─── Excerpted passage ───

  11. Manekinen says:

    Hi, someone has sent this to hackaday, with wrong link and wrong informations…

    I am author of this project, please go to my website for short english description http://diy.elektroda.eu/?p=514

    @patrick – there is an original switch on/switch off button, no need to use pushbutton. Just switch on, and uC will start to send commands. You can switch off in any time, when tvs are disabled, or, if you not, it will stop sending automatically as original. Difference is, in original from ladyada uC is powered all time and you just reset it with pushbutton.

  12. Big J says:

    I love TV be gone and in the tv shop its funny. But i work in the AV industry. Some of you think its funny to stop a presentation or demonstration. Its ok.:) Just don’t get upset when an AV technician beats you down in public, you are a punk bitch after all. (we are older than you,, and are FORCED to deal with macs on a regular basis.)

  13. Anonymous says:

    “this device has become a staple of the DIY hacking crowd”

    What other kind of hacking crowd is there?

  14. Nick says:

    I have one but never had the balls to use it. It seems pretty rude / passive-aggressive. If there’s some place that always has a TV on and you don’t like it, why not just go somewhere else?

  15. Nick says:

    @Big J, I’m also involved in the AV industry (part time, but not full time), and always have put a bit of lx tape over the reciever of the plasma’s, just to ensure this never happens. Haven’t bothered with the projectors, beign able to turn them on / off remotely is a great help when they are in the truss. Which makes me wonder, does a TV-B-Gone work on projectors.

  16. IBeHoey says:

    Yeah.. $80+ dollars for a single LED is pretty steep. I would love to see some numbers on the range you get with this though. Until then, Ill just stick with my 300ft range EHP.

  17. IBeHoey says:

    @Nick

    If the projectors use infrared remotes to shut them off, then yes, all you would need to do is capture the power off codes. To capture, you can modify a mini-pov kit (or build your own) to capture the codes via the serial port on your PC.

  18. tz says:

    http://www.dealextreme.com/details.dx/sku.14061

    3w, but I swapped the transistor with a tip120 darlington.

  19. amk says:

    This looks great for long range applications. I’d like to see a tv-b-gone embedded in something less conspicuous, like a cellphone, for close range. You could take your time aiming a cellphone and pretending to be texting, I doubt anyone would notice. Hmm.

  20. Scott says:

    @Doug

    Modern “tactical” flash lights have momentary buttons where a partial push is momentary and a full click in turns on/off. See Surefire etc. for reference.

  21. Doug says:

    Well the shape of this one should be less painful, as compared to the rectangular shaped case item, as that giant you pissed off proceeds to shove it where the Sun doesn’t normally shine for most of us.
───
In the comment thread, the comment beginning "@Big J, I'm also involved in the AV industry" describes taping over the receivers of plasma screens but not projectors. Explain the reason that comment gives for each choice.
─── Entries supplied ───
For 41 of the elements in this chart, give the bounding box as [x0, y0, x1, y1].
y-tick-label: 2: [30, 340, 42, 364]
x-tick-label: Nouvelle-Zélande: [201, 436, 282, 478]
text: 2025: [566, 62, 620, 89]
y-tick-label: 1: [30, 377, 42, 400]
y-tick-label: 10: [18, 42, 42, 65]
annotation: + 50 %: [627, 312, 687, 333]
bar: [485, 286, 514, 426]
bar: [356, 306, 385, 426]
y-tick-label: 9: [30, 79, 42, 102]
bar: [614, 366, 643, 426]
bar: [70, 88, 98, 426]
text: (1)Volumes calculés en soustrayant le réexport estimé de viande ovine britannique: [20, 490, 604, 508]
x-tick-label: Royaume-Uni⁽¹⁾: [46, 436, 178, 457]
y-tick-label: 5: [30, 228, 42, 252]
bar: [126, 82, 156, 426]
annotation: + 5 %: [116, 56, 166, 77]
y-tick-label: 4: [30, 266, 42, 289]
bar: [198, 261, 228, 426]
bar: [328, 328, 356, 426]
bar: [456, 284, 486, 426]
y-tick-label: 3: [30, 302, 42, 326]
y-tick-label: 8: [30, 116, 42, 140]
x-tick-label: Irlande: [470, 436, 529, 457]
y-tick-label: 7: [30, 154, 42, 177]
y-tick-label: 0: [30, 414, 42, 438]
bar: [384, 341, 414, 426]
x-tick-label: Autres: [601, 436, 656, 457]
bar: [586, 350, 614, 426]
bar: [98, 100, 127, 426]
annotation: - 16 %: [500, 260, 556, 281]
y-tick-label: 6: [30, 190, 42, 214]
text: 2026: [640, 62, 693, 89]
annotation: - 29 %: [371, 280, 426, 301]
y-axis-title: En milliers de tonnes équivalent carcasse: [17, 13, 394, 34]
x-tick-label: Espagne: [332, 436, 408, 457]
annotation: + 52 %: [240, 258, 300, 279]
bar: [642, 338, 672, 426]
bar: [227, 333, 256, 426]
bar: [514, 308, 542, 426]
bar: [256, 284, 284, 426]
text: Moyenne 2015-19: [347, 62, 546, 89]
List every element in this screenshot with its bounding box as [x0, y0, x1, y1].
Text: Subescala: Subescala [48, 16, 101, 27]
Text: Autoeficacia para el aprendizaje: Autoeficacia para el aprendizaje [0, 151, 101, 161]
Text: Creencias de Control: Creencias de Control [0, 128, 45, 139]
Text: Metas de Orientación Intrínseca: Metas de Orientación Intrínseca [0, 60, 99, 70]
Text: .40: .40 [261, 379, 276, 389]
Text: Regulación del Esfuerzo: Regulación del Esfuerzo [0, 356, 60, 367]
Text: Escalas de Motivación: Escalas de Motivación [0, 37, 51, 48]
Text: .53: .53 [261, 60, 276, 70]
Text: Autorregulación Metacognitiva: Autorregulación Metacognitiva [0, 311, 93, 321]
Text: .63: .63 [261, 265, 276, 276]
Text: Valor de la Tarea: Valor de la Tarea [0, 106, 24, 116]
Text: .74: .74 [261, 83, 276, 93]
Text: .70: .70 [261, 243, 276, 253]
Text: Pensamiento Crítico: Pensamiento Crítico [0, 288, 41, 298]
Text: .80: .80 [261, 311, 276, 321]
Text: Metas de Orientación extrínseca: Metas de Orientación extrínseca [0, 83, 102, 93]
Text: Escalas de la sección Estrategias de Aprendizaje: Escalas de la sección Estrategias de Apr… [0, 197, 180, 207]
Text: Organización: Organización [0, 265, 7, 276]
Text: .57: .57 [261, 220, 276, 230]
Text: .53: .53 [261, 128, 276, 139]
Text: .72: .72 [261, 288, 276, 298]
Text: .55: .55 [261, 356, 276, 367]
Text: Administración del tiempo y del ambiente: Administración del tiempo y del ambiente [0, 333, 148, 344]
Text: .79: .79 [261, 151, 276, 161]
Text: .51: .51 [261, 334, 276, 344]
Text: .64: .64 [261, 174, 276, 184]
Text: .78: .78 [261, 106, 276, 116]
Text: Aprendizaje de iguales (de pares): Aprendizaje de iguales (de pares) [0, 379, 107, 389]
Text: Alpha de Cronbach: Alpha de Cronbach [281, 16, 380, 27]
───
* Result for this exercise: The commenter puts a bit of lx tape over the plasma screens' receivers to make sure a TV-B-Gone can never shut them off. He has not done the same for projectors because being able to turn them on and off remotely is a great help when they are mounted in the truss.